## SOURCE DATA
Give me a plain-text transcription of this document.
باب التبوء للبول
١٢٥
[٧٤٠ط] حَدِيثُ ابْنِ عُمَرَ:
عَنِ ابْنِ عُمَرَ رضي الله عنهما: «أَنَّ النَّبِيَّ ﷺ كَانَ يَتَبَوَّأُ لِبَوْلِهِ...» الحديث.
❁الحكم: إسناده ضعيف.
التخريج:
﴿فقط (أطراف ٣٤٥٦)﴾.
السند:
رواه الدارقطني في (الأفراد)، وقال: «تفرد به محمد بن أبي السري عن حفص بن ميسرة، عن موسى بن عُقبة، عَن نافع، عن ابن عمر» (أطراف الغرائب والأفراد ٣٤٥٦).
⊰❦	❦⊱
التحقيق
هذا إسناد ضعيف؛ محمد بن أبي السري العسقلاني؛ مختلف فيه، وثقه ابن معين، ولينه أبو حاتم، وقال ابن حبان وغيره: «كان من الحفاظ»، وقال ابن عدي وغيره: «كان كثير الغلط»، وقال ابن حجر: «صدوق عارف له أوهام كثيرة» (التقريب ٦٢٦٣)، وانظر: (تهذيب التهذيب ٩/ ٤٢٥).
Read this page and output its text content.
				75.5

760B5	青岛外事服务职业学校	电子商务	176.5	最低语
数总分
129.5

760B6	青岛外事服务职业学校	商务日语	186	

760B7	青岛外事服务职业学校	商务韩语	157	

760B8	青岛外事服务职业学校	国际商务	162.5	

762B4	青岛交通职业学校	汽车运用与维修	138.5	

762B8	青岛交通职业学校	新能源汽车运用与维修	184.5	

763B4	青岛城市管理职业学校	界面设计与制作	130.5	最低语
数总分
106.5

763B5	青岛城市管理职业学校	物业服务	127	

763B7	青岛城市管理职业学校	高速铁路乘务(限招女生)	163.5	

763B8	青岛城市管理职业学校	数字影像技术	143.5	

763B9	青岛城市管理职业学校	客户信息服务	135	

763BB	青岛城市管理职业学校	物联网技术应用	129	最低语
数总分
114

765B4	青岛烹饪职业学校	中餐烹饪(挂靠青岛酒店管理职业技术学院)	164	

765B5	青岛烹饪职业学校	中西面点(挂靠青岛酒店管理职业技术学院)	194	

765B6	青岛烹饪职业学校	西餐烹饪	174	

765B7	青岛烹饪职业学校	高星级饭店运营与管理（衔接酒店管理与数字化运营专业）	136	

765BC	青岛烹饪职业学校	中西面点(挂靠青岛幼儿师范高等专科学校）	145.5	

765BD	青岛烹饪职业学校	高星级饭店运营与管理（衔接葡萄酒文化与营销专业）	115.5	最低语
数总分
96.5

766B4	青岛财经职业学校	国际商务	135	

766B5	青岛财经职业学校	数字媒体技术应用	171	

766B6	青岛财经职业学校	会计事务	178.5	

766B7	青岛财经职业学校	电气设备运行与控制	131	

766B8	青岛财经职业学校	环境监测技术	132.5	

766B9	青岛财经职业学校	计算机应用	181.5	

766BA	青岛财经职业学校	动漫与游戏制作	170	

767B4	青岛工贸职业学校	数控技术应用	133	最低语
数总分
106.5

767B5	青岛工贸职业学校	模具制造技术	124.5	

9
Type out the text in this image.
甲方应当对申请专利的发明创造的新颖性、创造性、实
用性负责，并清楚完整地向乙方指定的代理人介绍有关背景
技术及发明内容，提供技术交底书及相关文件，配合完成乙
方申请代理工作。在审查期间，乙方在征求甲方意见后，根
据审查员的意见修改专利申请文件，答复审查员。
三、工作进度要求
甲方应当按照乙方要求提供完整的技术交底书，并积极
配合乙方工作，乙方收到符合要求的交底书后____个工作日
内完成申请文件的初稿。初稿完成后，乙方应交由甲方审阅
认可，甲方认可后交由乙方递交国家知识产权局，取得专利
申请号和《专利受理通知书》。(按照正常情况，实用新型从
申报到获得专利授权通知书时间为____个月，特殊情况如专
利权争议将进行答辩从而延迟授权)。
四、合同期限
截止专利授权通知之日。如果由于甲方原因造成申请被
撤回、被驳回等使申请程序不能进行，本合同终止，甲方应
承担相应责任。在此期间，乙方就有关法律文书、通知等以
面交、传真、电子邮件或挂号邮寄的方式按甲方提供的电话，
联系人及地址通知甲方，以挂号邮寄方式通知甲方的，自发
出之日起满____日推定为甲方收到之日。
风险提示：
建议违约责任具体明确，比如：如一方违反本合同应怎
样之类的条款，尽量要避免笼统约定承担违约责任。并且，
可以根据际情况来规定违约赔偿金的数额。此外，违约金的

## PROBLEM REQUIREMENTS
Retype the records that precede this task, keeping them exactly the same.

## ANSWER FOR THIS EXERCISE
Give me a plain-text transcription of this document.
باب التبوء للبول
١٢٥
[٧٤٠ط] حَدِيثُ ابْنِ عُمَرَ:
عَنِ ابْنِ عُمَرَ رضي الله عنهما: «أَنَّ النَّبِيَّ ﷺ كَانَ يَتَبَوَّأُ لِبَوْلِهِ...» الحديث.
❁الحكم: إسناده ضعيف.
التخريج:
﴿فقط (أطراف ٣٤٥٦)﴾.
السند:
رواه الدارقطني في (الأفراد)، وقال: «تفرد به محمد بن أبي السري عن حفص بن ميسرة، عن موسى بن عُقبة، عَن نافع، عن ابن عمر» (أطراف الغرائب والأفراد ٣٤٥٦).
⊰❦	❦⊱
التحقيق
هذا إسناد ضعيف؛ محمد بن أبي السري العسقلاني؛ مختلف فيه، وثقه ابن معين، ولينه أبو حاتم، وقال ابن حبان وغيره: «كان من الحفاظ»، وقال ابن عدي وغيره: «كان كثير الغلط»، وقال ابن حجر: «صدوق عارف له أوهام كثيرة» (التقريب ٦٢٦٣)، وانظر: (تهذيب التهذيب ٩/ ٤٢٥).
Read this page and output its text content.
				75.5

760B5	青岛外事服务职业学校	电子商务	176.5	最低语
数总分
129.5

760B6	青岛外事服务职业学校	商务日语	186	

760B7	青岛外事服务职业学校	商务韩语	157	

760B8	青岛外事服务职业学校	国际商务	162.5	

762B4	青岛交通职业学校	汽车运用与维修	138.5	

762B8	青岛交通职业学校	新能源汽车运用与维修	184.5	

763B4	青岛城市管理职业学校	界面设计与制作	130.5	最低语
数总分
106.5

763B5	青岛城市管理职业学校	物业服务	127	

763B7	青岛城市管理职业学校	高速铁路乘务(限招女生)	163.5	

763B8	青岛城市管理职业学校	数字影像技术	143.5	

763B9	青岛城市管理职业学校	客户信息服务	135	

763BB	青岛城市管理职业学校	物联网技术应用	129	最低语
数总分
114

765B4	青岛烹饪职业学校	中餐烹饪(挂靠青岛酒店管理职业技术学院)	164	

765B5	青岛烹饪职业学校	中西面点(挂靠青岛酒店管理职业技术学院)	194	

765B6	青岛烹饪职业学校	西餐烹饪	174	

765B7	青岛烹饪职业学校	高星级饭店运营与管理（衔接酒店管理与数字化运营专业）	136	

765BC	青岛烹饪职业学校	中西面点(挂靠青岛幼儿师范高等专科学校）	145.5	

765BD	青岛烹饪职业学校	高星级饭店运营与管理（衔接葡萄酒文化与营销专业）	115.5	最低语
数总分
96.5

766B4	青岛财经职业学校	国际商务	135	

766B5	青岛财经职业学校	数字媒体技术应用	171	

766B6	青岛财经职业学校	会计事务	178.5	

766B7	青岛财经职业学校	电气设备运行与控制	131	

766B8	青岛财经职业学校	环境监测技术	132.5	

766B9	青岛财经职业学校	计算机应用	181.5	

766BA	青岛财经职业学校	动漫与游戏制作	170	

767B4	青岛工贸职业学校	数控技术应用	133	最低语
数总分
106.5

767B5	青岛工贸职业学校	模具制造技术	124.5	

9
Type out the text in this image.
甲方应当对申请专利的发明创造的新颖性、创造性、实
用性负责，并清楚完整地向乙方指定的代理人介绍有关背景
技术及发明内容，提供技术交底书及相关文件，配合完成乙
方申请代理工作。在审查期间，乙方在征求甲方意见后，根
据审查员的意见修改专利申请文件，答复审查员。
三、工作进度要求
甲方应当按照乙方要求提供完整的技术交底书，并积极
配合乙方工作，乙方收到符合要求的交底书后____个工作日
内完成申请文件的初稿。初稿完成后，乙方应交由甲方审阅
认可，甲方认可后交由乙方递交国家知识产权局，取得专利
申请号和《专利受理通知书》。(按照正常情况，实用新型从
申报到获得专利授权通知书时间为____个月，特殊情况如专
利权争议将进行答辩从而延迟授权)。
四、合同期限
截止专利授权通知之日。如果由于甲方原因造成申请被
撤回、被驳回等使申请程序不能进行，本合同终止，甲方应
承担相应责任。在此期间，乙方就有关法律文书、通知等以
面交、传真、电子邮件或挂号邮寄的方式按甲方提供的电话，
联系人及地址通知甲方，以挂号邮寄方式通知甲方的，自发
出之日起满____日推定为甲方收到之日。
风险提示：
建议违约责任具体明确，比如：如一方违反本合同应怎
样之类的条款，尽量要避免笼统约定承担违约责任。并且，
可以根据际情况来规定违约赔偿金的数额。此外，违约金的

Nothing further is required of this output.